** Input records **
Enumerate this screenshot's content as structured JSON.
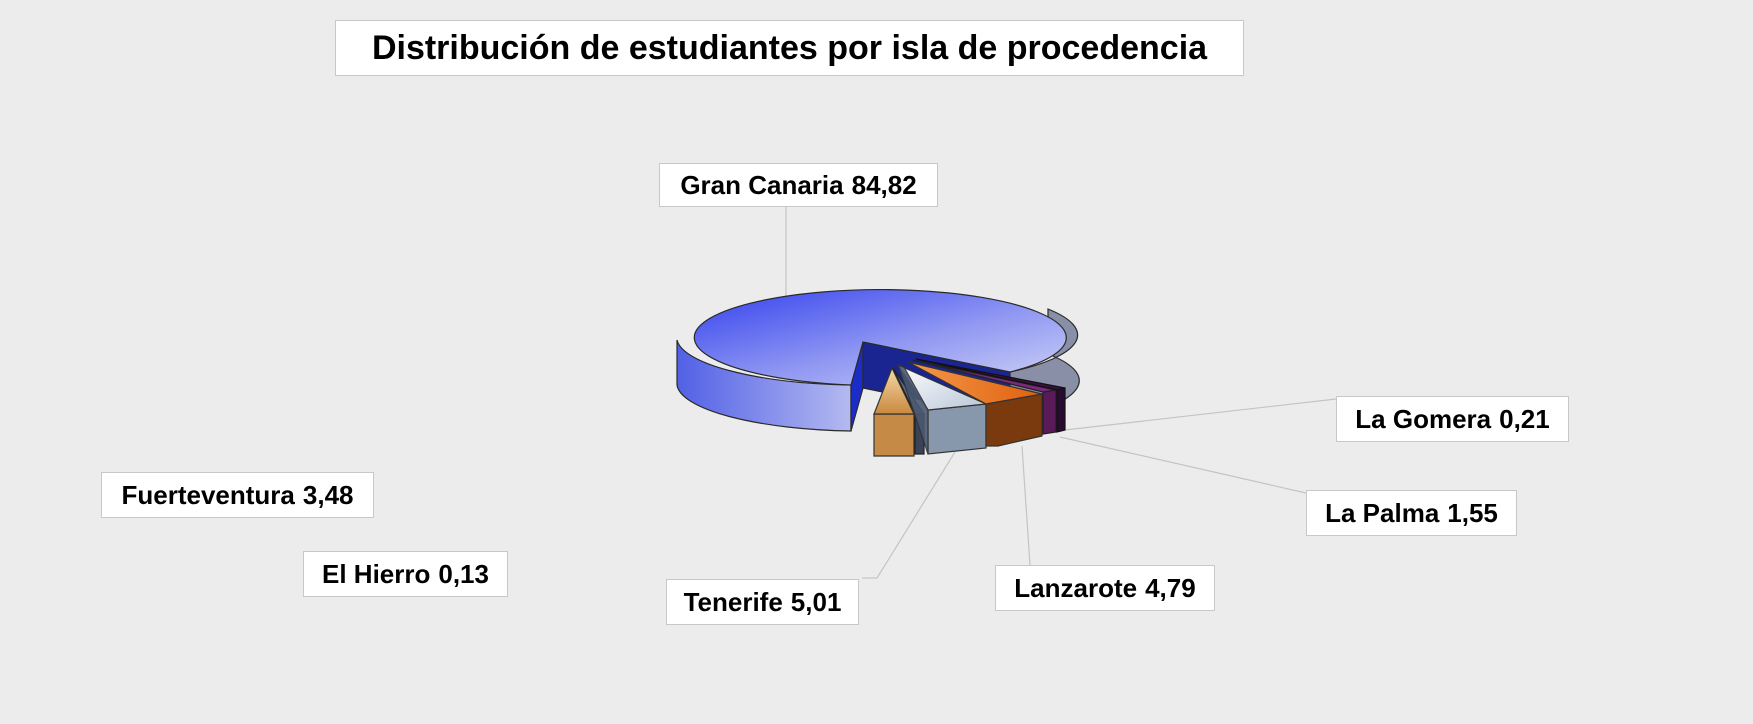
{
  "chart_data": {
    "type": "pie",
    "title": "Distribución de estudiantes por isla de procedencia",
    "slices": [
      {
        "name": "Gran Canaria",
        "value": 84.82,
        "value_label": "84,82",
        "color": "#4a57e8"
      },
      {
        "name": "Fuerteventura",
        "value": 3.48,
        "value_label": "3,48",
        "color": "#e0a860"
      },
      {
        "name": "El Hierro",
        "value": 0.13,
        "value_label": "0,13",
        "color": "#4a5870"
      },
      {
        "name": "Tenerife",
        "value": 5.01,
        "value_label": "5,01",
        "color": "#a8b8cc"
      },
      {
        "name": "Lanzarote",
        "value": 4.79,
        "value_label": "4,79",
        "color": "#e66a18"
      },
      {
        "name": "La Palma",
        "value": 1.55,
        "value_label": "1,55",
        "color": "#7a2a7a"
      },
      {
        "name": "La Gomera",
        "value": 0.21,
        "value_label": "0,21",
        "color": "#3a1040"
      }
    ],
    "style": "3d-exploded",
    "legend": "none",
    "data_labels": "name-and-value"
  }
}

* * *

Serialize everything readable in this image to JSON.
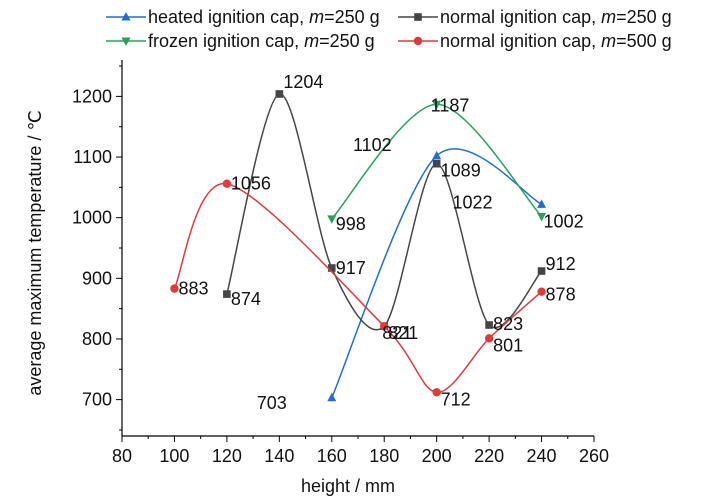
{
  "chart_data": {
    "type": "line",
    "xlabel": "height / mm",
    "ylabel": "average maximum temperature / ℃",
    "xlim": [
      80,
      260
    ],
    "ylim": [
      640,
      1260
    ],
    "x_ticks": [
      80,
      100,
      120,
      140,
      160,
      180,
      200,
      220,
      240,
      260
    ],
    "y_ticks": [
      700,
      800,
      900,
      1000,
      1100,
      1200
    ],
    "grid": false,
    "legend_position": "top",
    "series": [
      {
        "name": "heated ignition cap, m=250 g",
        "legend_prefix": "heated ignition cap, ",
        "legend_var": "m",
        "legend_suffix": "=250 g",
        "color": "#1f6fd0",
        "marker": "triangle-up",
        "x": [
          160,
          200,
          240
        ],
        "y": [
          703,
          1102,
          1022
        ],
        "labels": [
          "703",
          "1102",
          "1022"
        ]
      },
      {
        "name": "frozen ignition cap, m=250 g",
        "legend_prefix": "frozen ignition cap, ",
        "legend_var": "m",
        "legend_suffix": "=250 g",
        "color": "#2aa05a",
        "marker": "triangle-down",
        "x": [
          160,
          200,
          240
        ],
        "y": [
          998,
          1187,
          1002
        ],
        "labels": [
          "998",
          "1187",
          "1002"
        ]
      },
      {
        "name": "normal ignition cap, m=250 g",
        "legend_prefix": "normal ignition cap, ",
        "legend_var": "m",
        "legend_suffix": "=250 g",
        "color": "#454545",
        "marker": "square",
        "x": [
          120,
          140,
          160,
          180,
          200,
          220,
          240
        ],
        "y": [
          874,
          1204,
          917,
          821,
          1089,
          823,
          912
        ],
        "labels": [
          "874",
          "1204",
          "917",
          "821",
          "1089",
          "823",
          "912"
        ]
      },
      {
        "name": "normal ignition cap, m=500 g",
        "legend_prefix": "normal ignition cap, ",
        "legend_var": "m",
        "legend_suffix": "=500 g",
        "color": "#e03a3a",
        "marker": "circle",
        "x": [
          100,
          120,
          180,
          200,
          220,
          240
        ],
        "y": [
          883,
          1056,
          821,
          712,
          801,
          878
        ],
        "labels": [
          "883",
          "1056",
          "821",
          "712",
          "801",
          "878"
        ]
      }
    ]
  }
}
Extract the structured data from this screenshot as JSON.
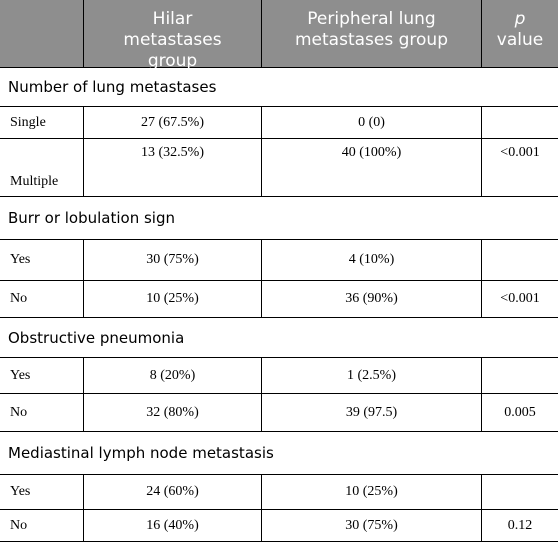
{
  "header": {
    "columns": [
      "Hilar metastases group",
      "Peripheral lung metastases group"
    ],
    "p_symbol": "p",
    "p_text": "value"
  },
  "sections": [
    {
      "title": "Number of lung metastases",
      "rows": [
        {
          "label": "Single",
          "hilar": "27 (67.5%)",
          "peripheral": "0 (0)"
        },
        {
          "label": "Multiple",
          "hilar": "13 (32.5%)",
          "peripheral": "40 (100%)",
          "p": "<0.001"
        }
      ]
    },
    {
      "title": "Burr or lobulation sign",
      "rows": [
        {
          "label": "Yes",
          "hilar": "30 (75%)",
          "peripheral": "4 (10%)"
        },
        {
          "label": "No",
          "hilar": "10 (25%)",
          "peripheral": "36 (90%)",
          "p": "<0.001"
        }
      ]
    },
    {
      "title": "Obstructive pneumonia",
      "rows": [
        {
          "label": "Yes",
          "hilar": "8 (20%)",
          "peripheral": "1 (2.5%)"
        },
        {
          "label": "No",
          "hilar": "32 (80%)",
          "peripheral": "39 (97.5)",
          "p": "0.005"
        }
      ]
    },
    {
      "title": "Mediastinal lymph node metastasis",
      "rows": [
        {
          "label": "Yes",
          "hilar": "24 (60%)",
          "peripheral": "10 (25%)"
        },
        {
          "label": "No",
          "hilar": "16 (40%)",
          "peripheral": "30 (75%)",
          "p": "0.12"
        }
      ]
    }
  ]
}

** Requirements **
Look through the entries above; copy every line holding the string "color".

** The result **
        "color": "#4a57e8"
        "color": "#e0a860"
        "color": "#4a5870"
        "color": "#a8b8cc"
        "color": "#e66a18"
        "color": "#7a2a7a"
        "color": "#3a1040"
        "color": "#1f6fd0",
        "color": "#2aa05a",
        "color": "#454545",
        "color": "#e03a3a",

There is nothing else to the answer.